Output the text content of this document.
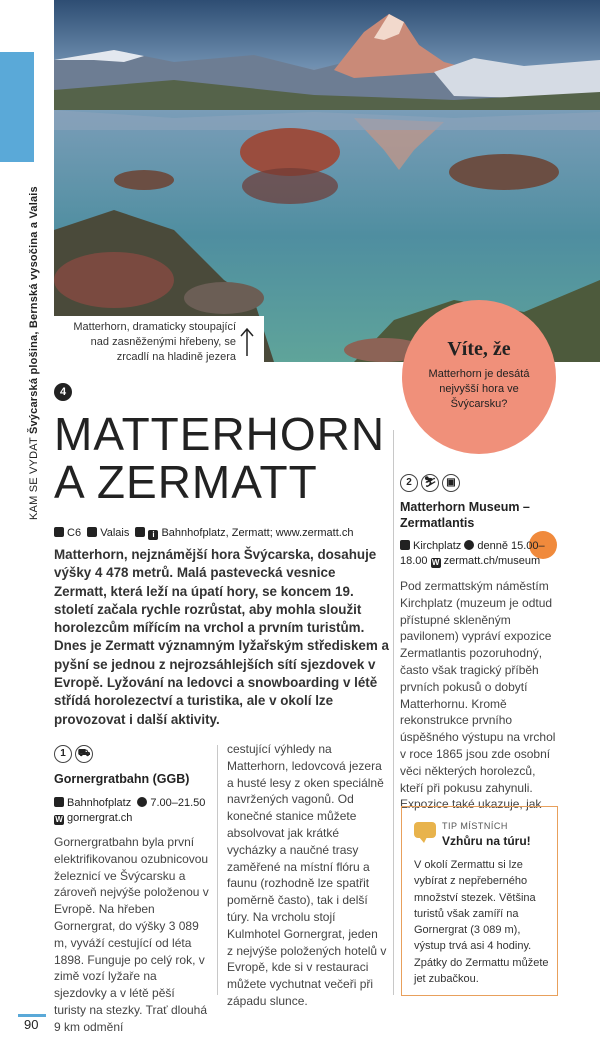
KAM SE VYDAT Švýcarská plošina, Bernská vysočina a Valais	Matterhorn, dramaticky stoupající nad zasněženými hřebeny, se zrcadlí na hladině jezera	Víte, že

Matterhorn je desátá nejvyšší hora ve Švýcarsku?

4
MATTERHORN
A ZERMATT
C6 Valais	i Bahnhofplatz, Zermatt; www.zermatt.ch

Matterhorn, nejznámější hora Švýcarska, dosahuje výšky 4 478 metrů. Malá pastevecká vesnice Zermatt, která leží na úpatí hory, se koncem 19. století začala rychle rozrůstat, aby mohla sloužit horolezcům mířícím na vrchol a prvním turistům. Dnes je Zermatt významným lyžařským střediskem a pyšní se jednou z nejrozsáhlejších sítí sjezdovek v Evropě. Lyžování na ledovci a snowboarding v létě střídá horolezectví a turistika, ale v okolí lze provozovat i další aktivity.

1 ⛟
Gornergratbahn (GGB)
Bahnhofplatz 7.00–21.50
W gornergrat.ch

Gornergratbahn byla první elektrifikovanou ozubnicovou železnicí ve Švýcarsku a zároveň nejvýše položenou v Evropě. Na hřeben Gornergrat, do výšky 3 089 m, vyváží cestující od léta 1898. Funguje po celý rok, v zimě vozí lyžaře na sjezdovky a v létě pěší turisty na stezky. Trať dlouhá 9 km odmění

cestující výhledy na Matterhorn, ledovcová jezera a husté lesy z oken speciálně navržených vagonů. Od konečné stanice můžete absolvovat jak krátké vycházky a naučné trasy zaměřené na místní flóru a faunu (rozhodně lze spatřit poměrně často), tak i delší túry. Na vrcholu stojí Kulmhotel Gornergrat, jeden z nejvýše položených hotelů v Evropě, kde si v restauraci můžete vychutnat večeři při západu slunce.

2 ⛷ ▣
Matterhorn Museum – Zermatlantis
Kirchplatz denně 15.00–18.00 W zermatt.ch/museum

Pod zermattským náměstím Kirchplatz (muzeum je odtud přístupné skleněným pavilonem) vypráví expozice Zermatlantis pozoruhodný, často však tragický příběh prvních pokusů o dobytí Matterhornu. Kromě rekonstrukce prvního úspěšného výstupu na vrchol v roce 1865 jsou zde osobní věci některých horolezců, kteří při pokusu zahynuli. Expozice také ukazuje, jak

TIP MÍSTNÍCH
Vzhůru na túru!

V okolí Zermattu si lze vybírat z nepřeberného množství stezek. Většina turistů však zamíří na Gornergrat (3 089 m), výstup trvá asi 4 hodiny. Zpátky do Zermattu můžete jet zubačkou.

90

- _Task to carry out_
Look through the data above. Find each line with the string "Bahnhofplatz" and copy it.

- _Expected output_
C6 Valais	i Bahnhofplatz, Zermatt; www.zermatt.ch
Bahnhofplatz 7.00–21.50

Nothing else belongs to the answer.